Input for this task -
===

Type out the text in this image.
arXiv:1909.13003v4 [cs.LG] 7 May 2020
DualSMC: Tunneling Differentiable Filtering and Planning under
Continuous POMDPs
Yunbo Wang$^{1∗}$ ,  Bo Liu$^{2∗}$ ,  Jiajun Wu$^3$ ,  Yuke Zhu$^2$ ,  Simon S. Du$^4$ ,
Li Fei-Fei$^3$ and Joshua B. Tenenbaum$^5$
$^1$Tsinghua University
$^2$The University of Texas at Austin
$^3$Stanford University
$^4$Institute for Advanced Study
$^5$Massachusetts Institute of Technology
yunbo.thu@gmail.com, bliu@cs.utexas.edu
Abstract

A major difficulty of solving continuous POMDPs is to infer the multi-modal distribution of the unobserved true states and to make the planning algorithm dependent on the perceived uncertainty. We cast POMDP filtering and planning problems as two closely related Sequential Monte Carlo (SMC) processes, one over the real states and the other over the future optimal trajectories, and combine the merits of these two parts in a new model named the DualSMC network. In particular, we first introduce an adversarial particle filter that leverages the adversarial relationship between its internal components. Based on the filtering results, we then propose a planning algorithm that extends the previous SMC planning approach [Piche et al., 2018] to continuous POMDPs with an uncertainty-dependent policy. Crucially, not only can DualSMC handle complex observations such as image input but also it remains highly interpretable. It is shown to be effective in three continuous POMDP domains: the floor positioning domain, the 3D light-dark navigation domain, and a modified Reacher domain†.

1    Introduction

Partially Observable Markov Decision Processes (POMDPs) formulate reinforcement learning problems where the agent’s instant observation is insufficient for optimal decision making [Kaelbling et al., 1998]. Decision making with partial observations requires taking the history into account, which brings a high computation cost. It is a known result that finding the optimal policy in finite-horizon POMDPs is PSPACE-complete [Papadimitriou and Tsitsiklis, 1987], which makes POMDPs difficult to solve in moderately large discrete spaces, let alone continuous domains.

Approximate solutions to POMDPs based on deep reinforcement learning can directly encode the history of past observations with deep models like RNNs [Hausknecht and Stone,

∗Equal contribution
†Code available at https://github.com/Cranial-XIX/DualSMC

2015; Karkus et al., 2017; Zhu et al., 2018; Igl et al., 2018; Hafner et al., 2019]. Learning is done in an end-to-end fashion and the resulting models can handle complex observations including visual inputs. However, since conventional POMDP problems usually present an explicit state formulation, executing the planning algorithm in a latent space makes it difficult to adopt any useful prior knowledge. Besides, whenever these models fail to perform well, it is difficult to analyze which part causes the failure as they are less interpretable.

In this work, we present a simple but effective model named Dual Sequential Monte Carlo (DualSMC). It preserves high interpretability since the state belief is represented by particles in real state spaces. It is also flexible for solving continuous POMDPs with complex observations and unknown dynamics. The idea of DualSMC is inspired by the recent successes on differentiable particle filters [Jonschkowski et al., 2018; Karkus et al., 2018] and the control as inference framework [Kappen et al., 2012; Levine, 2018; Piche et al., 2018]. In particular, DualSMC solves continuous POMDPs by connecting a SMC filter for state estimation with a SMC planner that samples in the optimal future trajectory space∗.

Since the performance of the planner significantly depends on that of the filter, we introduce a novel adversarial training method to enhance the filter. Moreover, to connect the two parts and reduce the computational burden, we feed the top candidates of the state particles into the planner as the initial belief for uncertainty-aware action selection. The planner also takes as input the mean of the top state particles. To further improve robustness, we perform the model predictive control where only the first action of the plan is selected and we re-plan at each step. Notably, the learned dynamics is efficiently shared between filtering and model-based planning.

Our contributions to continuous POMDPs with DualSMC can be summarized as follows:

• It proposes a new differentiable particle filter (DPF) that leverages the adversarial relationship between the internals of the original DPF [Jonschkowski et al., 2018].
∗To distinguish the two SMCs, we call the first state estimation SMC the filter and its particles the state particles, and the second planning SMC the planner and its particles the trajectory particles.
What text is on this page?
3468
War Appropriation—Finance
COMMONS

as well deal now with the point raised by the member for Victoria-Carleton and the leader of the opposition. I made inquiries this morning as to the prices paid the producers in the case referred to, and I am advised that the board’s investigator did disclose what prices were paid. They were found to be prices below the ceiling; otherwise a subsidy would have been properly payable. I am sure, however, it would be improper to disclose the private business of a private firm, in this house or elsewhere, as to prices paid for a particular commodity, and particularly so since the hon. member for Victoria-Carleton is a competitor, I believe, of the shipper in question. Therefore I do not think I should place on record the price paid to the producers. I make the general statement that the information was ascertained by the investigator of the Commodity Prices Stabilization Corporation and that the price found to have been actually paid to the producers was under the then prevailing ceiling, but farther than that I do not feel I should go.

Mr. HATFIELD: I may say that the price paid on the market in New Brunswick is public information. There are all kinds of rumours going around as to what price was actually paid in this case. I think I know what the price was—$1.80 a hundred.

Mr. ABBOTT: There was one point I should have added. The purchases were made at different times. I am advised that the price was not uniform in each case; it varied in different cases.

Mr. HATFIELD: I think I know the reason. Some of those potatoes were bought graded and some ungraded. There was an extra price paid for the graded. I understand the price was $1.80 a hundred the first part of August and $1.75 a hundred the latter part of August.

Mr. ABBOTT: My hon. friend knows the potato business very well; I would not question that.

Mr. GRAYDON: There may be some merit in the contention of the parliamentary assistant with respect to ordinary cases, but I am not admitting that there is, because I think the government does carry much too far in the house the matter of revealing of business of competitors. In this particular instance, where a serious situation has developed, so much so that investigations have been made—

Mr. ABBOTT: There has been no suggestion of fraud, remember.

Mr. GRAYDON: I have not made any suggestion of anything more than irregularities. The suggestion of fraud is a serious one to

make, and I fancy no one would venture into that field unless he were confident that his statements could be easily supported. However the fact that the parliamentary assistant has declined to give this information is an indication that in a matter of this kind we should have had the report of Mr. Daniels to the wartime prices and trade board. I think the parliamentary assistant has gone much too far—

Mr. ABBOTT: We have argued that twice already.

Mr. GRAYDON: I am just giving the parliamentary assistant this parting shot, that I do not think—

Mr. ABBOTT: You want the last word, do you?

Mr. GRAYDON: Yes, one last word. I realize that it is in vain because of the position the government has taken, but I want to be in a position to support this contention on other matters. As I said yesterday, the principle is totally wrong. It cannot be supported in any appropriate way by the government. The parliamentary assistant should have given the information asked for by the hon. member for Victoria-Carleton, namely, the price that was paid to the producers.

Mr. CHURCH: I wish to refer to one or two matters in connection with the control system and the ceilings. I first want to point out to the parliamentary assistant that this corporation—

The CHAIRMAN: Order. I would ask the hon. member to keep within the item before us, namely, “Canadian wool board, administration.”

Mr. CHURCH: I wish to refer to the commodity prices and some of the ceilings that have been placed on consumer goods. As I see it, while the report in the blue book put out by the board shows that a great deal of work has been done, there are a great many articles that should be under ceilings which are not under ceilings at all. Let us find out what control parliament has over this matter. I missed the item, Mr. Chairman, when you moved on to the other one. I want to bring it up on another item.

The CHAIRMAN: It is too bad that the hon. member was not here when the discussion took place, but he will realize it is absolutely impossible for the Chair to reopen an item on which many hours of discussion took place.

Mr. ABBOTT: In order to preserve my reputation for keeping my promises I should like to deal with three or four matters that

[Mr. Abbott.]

===

Directions -
Quote all the records. Keep every word exact.

Task response -
Type out the text in this image.
arXiv:1909.13003v4 [cs.LG] 7 May 2020
DualSMC: Tunneling Differentiable Filtering and Planning under
Continuous POMDPs
Yunbo Wang$^{1∗}$ ,  Bo Liu$^{2∗}$ ,  Jiajun Wu$^3$ ,  Yuke Zhu$^2$ ,  Simon S. Du$^4$ ,
Li Fei-Fei$^3$ and Joshua B. Tenenbaum$^5$
$^1$Tsinghua University
$^2$The University of Texas at Austin
$^3$Stanford University
$^4$Institute for Advanced Study
$^5$Massachusetts Institute of Technology
yunbo.thu@gmail.com, bliu@cs.utexas.edu
Abstract

A major difficulty of solving continuous POMDPs is to infer the multi-modal distribution of the unobserved true states and to make the planning algorithm dependent on the perceived uncertainty. We cast POMDP filtering and planning problems as two closely related Sequential Monte Carlo (SMC) processes, one over the real states and the other over the future optimal trajectories, and combine the merits of these two parts in a new model named the DualSMC network. In particular, we first introduce an adversarial particle filter that leverages the adversarial relationship between its internal components. Based on the filtering results, we then propose a planning algorithm that extends the previous SMC planning approach [Piche et al., 2018] to continuous POMDPs with an uncertainty-dependent policy. Crucially, not only can DualSMC handle complex observations such as image input but also it remains highly interpretable. It is shown to be effective in three continuous POMDP domains: the floor positioning domain, the 3D light-dark navigation domain, and a modified Reacher domain†.

1    Introduction

Partially Observable Markov Decision Processes (POMDPs) formulate reinforcement learning problems where the agent’s instant observation is insufficient for optimal decision making [Kaelbling et al., 1998]. Decision making with partial observations requires taking the history into account, which brings a high computation cost. It is a known result that finding the optimal policy in finite-horizon POMDPs is PSPACE-complete [Papadimitriou and Tsitsiklis, 1987], which makes POMDPs difficult to solve in moderately large discrete spaces, let alone continuous domains.

Approximate solutions to POMDPs based on deep reinforcement learning can directly encode the history of past observations with deep models like RNNs [Hausknecht and Stone,

∗Equal contribution
†Code available at https://github.com/Cranial-XIX/DualSMC

2015; Karkus et al., 2017; Zhu et al., 2018; Igl et al., 2018; Hafner et al., 2019]. Learning is done in an end-to-end fashion and the resulting models can handle complex observations including visual inputs. However, since conventional POMDP problems usually present an explicit state formulation, executing the planning algorithm in a latent space makes it difficult to adopt any useful prior knowledge. Besides, whenever these models fail to perform well, it is difficult to analyze which part causes the failure as they are less interpretable.

In this work, we present a simple but effective model named Dual Sequential Monte Carlo (DualSMC). It preserves high interpretability since the state belief is represented by particles in real state spaces. It is also flexible for solving continuous POMDPs with complex observations and unknown dynamics. The idea of DualSMC is inspired by the recent successes on differentiable particle filters [Jonschkowski et al., 2018; Karkus et al., 2018] and the control as inference framework [Kappen et al., 2012; Levine, 2018; Piche et al., 2018]. In particular, DualSMC solves continuous POMDPs by connecting a SMC filter for state estimation with a SMC planner that samples in the optimal future trajectory space∗.

Since the performance of the planner significantly depends on that of the filter, we introduce a novel adversarial training method to enhance the filter. Moreover, to connect the two parts and reduce the computational burden, we feed the top candidates of the state particles into the planner as the initial belief for uncertainty-aware action selection. The planner also takes as input the mean of the top state particles. To further improve robustness, we perform the model predictive control where only the first action of the plan is selected and we re-plan at each step. Notably, the learned dynamics is efficiently shared between filtering and model-based planning.

Our contributions to continuous POMDPs with DualSMC can be summarized as follows:

• It proposes a new differentiable particle filter (DPF) that leverages the adversarial relationship between the internals of the original DPF [Jonschkowski et al., 2018].
∗To distinguish the two SMCs, we call the first state estimation SMC the filter and its particles the state particles, and the second planning SMC the planner and its particles the trajectory particles.
What text is on this page?
3468
War Appropriation—Finance
COMMONS

as well deal now with the point raised by the member for Victoria-Carleton and the leader of the opposition. I made inquiries this morning as to the prices paid the producers in the case referred to, and I am advised that the board’s investigator did disclose what prices were paid. They were found to be prices below the ceiling; otherwise a subsidy would have been properly payable. I am sure, however, it would be improper to disclose the private business of a private firm, in this house or elsewhere, as to prices paid for a particular commodity, and particularly so since the hon. member for Victoria-Carleton is a competitor, I believe, of the shipper in question. Therefore I do not think I should place on record the price paid to the producers. I make the general statement that the information was ascertained by the investigator of the Commodity Prices Stabilization Corporation and that the price found to have been actually paid to the producers was under the then prevailing ceiling, but farther than that I do not feel I should go.

Mr. HATFIELD: I may say that the price paid on the market in New Brunswick is public information. There are all kinds of rumours going around as to what price was actually paid in this case. I think I know what the price was—$1.80 a hundred.

Mr. ABBOTT: There was one point I should have added. The purchases were made at different times. I am advised that the price was not uniform in each case; it varied in different cases.

Mr. HATFIELD: I think I know the reason. Some of those potatoes were bought graded and some ungraded. There was an extra price paid for the graded. I understand the price was $1.80 a hundred the first part of August and $1.75 a hundred the latter part of August.

Mr. ABBOTT: My hon. friend knows the potato business very well; I would not question that.

Mr. GRAYDON: There may be some merit in the contention of the parliamentary assistant with respect to ordinary cases, but I am not admitting that there is, because I think the government does carry much too far in the house the matter of revealing of business of competitors. In this particular instance, where a serious situation has developed, so much so that investigations have been made—

Mr. ABBOTT: There has been no suggestion of fraud, remember.

Mr. GRAYDON: I have not made any suggestion of anything more than irregularities. The suggestion of fraud is a serious one to

make, and I fancy no one would venture into that field unless he were confident that his statements could be easily supported. However the fact that the parliamentary assistant has declined to give this information is an indication that in a matter of this kind we should have had the report of Mr. Daniels to the wartime prices and trade board. I think the parliamentary assistant has gone much too far—

Mr. ABBOTT: We have argued that twice already.

Mr. GRAYDON: I am just giving the parliamentary assistant this parting shot, that I do not think—

Mr. ABBOTT: You want the last word, do you?

Mr. GRAYDON: Yes, one last word. I realize that it is in vain because of the position the government has taken, but I want to be in a position to support this contention on other matters. As I said yesterday, the principle is totally wrong. It cannot be supported in any appropriate way by the government. The parliamentary assistant should have given the information asked for by the hon. member for Victoria-Carleton, namely, the price that was paid to the producers.

Mr. CHURCH: I wish to refer to one or two matters in connection with the control system and the ceilings. I first want to point out to the parliamentary assistant that this corporation—

The CHAIRMAN: Order. I would ask the hon. member to keep within the item before us, namely, “Canadian wool board, administration.”

Mr. CHURCH: I wish to refer to the commodity prices and some of the ceilings that have been placed on consumer goods. As I see it, while the report in the blue book put out by the board shows that a great deal of work has been done, there are a great many articles that should be under ceilings which are not under ceilings at all. Let us find out what control parliament has over this matter. I missed the item, Mr. Chairman, when you moved on to the other one. I want to bring it up on another item.

The CHAIRMAN: It is too bad that the hon. member was not here when the discussion took place, but he will realize it is absolutely impossible for the Chair to reopen an item on which many hours of discussion took place.

Mr. ABBOTT: In order to preserve my reputation for keeping my promises I should like to deal with three or four matters that

[Mr. Abbott.]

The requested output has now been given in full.